Data in this exercise:
★ ★ ★ ★ ★
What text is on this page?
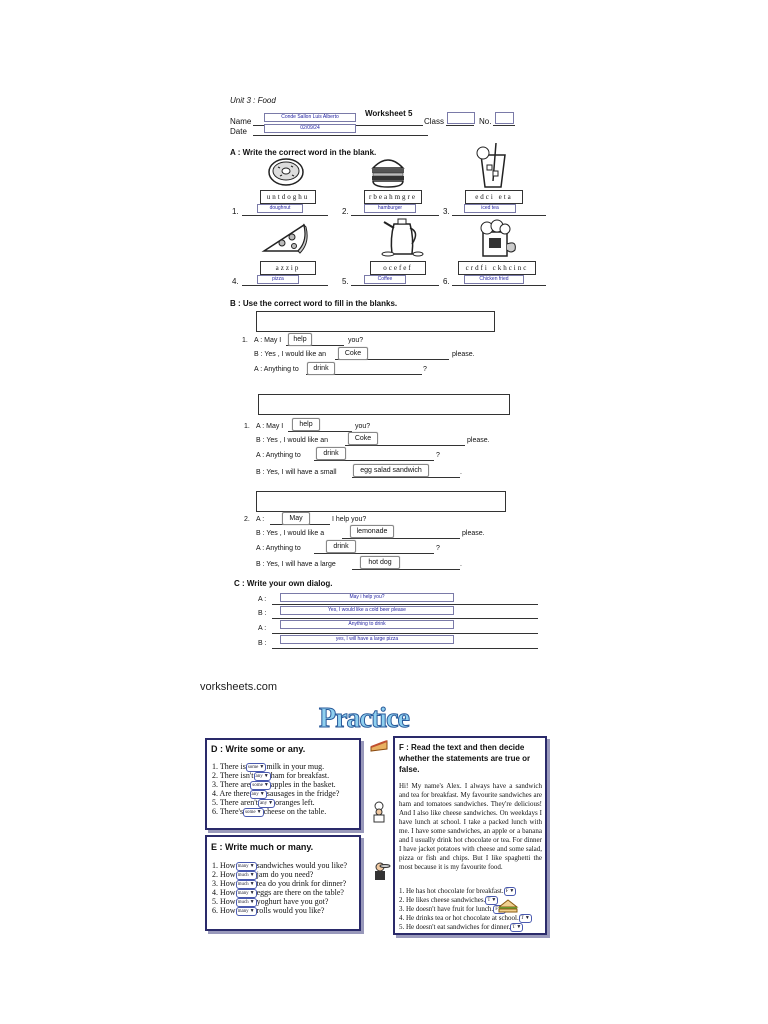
Unit 3 : Food
Worksheet 5
Name	Conde Sallon Luis Alberto	Class	No.
Date	02/09/24
A : Write the correct word in the blank.
untdoghu	rbeahmgre	edci eta
1.	doughnut	2.	hamburger	3.	iced tea
azzip	ocefef	crdfi ckhcinc
4.	pizza	5.	Coffee	6.	Chicken fried
B : Use the correct word to fill in the blanks.
1. A : May I	help	you?
B : Yes , I would like an	Coke	please.
A : Anything to	drink	?
1. A : May I	help	you?
B : Yes , I would like an	Coke	please.
A : Anything to	drink	?
B : Yes, I will have a small	egg salad sandwich	.
2. A :	May	I help you?
B : Yes , I would like a	lemonade	please.
A : Anything to	drink	?
B : Yes, I will have a large	hot dog	.
C : Write your own dialog.
A :	May i help you?
B :	Yes, I would like a cold beer please
A :
Anything to drink
B :
yes, I will have a large pizza
vorksheets.com
Practice
D : Write some or any.
1. There is some▼ milk in your mug.
2. There isn't any▼ ham for breakfast.
3. There are some▼ apples in the basket.
4. Are there any▼ sausages in the fridge?
5. There aren't any▼ oranges left.
6. There's some▼ cheese on the table.
E : Write much or many.
1. How many▼ sandwiches would you like?
2. How much▼ jam do you need?
3. How much▼ tea do you drink for dinner?
4. How many▼ eggs are there on the table?
5. How much▼ yoghurt have you got?
6. How many▼ rolls would you like?
F : Read the text and then decide whether the statements are true or false.
Hi! My name's Alex. I always have a sandwich and tea for breakfast. My favourite sandwiches are ham and tomatoes sandwiches. They're delicious! And I also like cheese sandwiches. On weekdays I have lunch at school. I take a packed lunch with me. I have some sandwiches, an apple or a banana and I usually drink hot chocolate or tea. For dinner I have jacket potatoes with cheese and some salad, pizza or fish and chips. But I like spaghetti the most because it is my favourite food.
1. He has hot chocolate for breakfast. F▼
2. He likes cheese sandwiches. T▼
3. He doesn't have fruit for lunch. F
4. He drinks tea or hot chocolate at school. T▼
5. He doesn't eat sandwiches for dinner. T▼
★ ★ ★ ★ ★
Short problem: Report the number of lines above containing the word "much", with no other text.

Answer below: 4